→ Instructions for the task: Read through the entries below and return each line with the word "inhalation".

--- START Given records ---

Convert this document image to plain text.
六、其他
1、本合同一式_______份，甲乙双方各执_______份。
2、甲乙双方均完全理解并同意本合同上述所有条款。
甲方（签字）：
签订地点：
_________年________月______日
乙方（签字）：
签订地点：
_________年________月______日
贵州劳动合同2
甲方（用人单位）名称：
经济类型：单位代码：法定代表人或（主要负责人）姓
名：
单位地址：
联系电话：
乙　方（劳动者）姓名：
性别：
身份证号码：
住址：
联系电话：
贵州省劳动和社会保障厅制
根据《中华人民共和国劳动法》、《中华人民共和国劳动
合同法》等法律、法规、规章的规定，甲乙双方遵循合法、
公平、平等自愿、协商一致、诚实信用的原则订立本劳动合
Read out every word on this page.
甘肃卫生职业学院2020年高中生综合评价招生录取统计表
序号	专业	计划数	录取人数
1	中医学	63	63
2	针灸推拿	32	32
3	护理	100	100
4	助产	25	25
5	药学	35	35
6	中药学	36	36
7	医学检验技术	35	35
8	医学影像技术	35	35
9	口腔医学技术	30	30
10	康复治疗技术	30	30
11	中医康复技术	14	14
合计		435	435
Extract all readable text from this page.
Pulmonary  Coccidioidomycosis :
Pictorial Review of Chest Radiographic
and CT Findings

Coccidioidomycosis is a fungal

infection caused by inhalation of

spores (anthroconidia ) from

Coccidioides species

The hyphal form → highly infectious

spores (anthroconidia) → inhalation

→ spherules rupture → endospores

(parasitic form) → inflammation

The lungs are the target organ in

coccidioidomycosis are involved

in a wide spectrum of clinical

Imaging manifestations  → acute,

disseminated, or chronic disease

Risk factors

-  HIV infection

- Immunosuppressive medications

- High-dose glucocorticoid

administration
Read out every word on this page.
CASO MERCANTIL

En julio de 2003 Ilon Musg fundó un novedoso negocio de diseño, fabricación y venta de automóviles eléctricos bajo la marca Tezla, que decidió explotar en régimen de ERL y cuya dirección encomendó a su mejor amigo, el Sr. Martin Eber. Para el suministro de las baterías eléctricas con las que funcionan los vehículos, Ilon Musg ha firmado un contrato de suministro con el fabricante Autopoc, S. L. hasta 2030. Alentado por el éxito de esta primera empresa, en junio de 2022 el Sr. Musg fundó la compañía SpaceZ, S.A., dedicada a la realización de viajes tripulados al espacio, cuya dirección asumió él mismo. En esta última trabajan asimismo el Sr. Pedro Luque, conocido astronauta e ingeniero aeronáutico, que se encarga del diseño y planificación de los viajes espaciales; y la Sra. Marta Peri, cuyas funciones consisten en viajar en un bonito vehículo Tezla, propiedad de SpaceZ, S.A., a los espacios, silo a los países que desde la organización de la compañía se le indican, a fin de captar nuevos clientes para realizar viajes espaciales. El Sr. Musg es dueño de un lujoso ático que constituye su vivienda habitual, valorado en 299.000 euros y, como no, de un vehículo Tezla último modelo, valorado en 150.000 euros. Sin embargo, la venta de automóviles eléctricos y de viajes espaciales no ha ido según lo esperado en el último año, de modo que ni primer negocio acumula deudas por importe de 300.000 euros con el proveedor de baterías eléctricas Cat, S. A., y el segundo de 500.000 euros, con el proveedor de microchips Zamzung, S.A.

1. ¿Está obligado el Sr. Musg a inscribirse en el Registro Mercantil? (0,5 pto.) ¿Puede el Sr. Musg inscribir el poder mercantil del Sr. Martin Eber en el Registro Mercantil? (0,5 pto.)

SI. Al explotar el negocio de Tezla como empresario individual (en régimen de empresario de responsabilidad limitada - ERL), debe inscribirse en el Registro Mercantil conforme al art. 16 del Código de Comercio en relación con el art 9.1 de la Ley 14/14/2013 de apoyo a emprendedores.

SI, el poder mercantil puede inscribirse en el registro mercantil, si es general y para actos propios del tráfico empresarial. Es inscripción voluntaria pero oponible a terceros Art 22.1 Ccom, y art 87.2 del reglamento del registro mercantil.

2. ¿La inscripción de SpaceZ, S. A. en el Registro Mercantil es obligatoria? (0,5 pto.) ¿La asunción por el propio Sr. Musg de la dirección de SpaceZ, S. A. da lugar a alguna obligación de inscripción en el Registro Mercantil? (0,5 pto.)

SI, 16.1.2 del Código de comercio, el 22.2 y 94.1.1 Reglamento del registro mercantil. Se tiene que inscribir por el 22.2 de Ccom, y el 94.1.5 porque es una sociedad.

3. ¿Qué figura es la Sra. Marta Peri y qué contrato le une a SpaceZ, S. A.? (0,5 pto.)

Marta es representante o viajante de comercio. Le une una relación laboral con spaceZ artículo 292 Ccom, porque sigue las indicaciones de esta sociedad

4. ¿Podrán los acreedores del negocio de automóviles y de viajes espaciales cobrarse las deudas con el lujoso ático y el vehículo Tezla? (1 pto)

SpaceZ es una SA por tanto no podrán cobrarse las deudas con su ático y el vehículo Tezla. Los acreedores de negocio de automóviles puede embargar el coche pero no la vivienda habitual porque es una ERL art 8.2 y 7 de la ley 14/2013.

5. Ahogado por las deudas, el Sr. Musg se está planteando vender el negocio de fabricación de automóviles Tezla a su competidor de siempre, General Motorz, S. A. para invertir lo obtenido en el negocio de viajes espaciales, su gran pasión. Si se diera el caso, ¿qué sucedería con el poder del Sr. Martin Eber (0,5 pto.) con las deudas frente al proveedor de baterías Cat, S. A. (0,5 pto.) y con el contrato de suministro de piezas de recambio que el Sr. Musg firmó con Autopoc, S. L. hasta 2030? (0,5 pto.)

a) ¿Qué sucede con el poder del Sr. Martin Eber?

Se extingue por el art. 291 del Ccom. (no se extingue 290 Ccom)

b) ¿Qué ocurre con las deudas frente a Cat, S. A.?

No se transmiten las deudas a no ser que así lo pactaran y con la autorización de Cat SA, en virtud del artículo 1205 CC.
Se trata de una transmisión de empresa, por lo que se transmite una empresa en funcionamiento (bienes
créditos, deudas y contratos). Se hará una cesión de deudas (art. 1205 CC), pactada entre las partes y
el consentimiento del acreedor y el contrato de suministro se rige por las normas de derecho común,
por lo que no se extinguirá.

--- END Given records ---

→ Response to the task:
infection caused by inhalation of
spores (anthroconidia) → inhalation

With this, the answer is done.